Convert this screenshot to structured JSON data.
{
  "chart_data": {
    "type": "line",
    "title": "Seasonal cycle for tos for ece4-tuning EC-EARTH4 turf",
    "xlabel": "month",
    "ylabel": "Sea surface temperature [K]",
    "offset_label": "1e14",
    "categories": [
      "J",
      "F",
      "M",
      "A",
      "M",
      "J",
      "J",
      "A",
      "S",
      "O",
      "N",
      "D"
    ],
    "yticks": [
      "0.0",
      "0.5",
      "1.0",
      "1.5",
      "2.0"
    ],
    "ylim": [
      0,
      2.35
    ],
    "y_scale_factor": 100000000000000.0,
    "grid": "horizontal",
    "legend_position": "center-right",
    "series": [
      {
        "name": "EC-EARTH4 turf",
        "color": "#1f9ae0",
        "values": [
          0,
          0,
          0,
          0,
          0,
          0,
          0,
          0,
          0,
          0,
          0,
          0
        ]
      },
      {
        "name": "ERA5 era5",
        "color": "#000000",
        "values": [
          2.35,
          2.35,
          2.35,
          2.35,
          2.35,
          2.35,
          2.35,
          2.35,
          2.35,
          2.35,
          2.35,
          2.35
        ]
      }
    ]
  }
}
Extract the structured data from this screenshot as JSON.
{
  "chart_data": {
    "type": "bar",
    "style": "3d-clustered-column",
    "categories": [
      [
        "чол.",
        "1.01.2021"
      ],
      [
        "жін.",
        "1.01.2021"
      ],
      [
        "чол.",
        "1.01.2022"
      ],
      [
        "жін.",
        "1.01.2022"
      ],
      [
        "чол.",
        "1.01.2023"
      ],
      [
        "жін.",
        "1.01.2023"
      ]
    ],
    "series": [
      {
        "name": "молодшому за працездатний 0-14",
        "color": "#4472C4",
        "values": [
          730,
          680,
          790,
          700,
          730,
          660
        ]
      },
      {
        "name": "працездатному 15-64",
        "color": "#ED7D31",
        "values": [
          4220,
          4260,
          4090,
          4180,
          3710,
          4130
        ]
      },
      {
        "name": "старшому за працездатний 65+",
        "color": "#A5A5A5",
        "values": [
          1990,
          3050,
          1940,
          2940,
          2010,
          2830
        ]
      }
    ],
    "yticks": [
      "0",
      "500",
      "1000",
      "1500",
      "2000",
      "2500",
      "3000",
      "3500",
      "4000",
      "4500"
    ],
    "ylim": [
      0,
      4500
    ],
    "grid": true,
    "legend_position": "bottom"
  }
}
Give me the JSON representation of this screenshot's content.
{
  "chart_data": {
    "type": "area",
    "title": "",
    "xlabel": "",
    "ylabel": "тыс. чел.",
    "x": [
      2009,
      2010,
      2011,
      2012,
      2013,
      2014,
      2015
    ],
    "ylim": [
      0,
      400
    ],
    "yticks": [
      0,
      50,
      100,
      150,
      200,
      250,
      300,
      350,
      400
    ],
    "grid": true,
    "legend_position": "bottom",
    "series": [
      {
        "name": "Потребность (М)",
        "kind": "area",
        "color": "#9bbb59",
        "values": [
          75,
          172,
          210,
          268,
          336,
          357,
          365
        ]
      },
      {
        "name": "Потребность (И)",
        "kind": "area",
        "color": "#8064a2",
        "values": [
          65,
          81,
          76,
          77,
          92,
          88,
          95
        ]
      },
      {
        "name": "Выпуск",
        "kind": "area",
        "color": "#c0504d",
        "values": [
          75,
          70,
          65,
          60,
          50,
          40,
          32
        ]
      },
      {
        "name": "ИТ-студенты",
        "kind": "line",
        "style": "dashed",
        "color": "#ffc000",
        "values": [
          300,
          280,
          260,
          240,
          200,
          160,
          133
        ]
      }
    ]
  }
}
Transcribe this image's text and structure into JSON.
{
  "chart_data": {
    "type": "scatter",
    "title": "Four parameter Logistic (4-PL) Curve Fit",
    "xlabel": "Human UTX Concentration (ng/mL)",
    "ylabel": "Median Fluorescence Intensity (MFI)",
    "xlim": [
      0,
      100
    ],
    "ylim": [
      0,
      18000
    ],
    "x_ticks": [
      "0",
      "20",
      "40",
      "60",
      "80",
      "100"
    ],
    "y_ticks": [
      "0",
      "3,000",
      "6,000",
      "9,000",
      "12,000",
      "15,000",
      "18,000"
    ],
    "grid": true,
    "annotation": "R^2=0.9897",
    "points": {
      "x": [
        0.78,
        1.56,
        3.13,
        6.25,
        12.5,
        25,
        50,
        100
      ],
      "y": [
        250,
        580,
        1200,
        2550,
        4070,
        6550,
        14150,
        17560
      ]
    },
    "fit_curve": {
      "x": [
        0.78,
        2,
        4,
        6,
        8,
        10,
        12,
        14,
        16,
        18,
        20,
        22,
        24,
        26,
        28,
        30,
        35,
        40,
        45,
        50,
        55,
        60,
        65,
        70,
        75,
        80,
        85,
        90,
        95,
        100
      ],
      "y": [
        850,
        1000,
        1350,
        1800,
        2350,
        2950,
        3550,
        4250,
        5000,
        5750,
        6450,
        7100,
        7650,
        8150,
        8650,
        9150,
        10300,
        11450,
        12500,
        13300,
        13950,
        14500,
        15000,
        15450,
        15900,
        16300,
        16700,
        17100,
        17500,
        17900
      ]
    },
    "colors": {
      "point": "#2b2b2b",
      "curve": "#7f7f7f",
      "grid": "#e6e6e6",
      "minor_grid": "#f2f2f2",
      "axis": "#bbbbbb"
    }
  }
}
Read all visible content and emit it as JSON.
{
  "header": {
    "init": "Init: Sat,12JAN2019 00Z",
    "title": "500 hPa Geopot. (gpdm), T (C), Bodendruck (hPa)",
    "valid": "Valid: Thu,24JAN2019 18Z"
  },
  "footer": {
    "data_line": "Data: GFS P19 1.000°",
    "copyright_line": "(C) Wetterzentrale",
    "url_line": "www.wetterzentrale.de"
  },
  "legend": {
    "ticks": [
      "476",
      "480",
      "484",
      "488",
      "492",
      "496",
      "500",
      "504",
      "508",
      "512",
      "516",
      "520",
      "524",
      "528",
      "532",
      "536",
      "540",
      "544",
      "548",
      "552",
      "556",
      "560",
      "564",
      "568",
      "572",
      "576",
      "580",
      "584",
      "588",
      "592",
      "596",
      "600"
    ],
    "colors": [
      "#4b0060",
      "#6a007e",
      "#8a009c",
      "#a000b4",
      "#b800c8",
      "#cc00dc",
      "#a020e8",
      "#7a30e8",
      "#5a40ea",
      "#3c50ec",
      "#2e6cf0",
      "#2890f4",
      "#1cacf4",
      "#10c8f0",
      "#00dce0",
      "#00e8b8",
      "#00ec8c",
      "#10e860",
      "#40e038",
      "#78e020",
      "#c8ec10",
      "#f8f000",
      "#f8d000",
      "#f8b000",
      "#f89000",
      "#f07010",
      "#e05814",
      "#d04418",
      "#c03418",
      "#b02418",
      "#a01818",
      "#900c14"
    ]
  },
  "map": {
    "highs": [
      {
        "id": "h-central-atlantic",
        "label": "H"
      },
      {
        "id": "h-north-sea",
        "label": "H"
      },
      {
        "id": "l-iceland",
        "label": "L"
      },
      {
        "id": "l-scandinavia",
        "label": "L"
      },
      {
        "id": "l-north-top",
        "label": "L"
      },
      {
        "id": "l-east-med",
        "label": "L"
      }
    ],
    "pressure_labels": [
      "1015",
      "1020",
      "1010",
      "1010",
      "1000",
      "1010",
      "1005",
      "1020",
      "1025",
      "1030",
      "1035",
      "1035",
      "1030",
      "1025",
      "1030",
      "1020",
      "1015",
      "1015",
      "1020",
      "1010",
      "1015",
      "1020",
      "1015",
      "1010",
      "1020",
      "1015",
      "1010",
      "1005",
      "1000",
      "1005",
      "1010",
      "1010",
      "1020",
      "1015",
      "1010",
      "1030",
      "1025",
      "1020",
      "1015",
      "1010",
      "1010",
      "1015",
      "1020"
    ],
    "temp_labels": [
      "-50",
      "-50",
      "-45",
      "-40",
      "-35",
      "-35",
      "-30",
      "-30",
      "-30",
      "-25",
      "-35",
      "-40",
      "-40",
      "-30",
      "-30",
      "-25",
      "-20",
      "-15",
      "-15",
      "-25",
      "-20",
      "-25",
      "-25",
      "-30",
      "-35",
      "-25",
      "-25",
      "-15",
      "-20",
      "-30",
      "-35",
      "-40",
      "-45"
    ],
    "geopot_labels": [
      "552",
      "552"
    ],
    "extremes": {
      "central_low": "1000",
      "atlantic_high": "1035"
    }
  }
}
────
• [Aim] Which lines above hold the word "JSON"? Copy each of them.

• [Exercise solution]
Convert this screenshot to structured JSON data.
Extract the structured data from this screenshot as JSON.
Give me the JSON representation of this screenshot's content.
Transcribe this image's text and structure into JSON.
Read all visible content and emit it as JSON.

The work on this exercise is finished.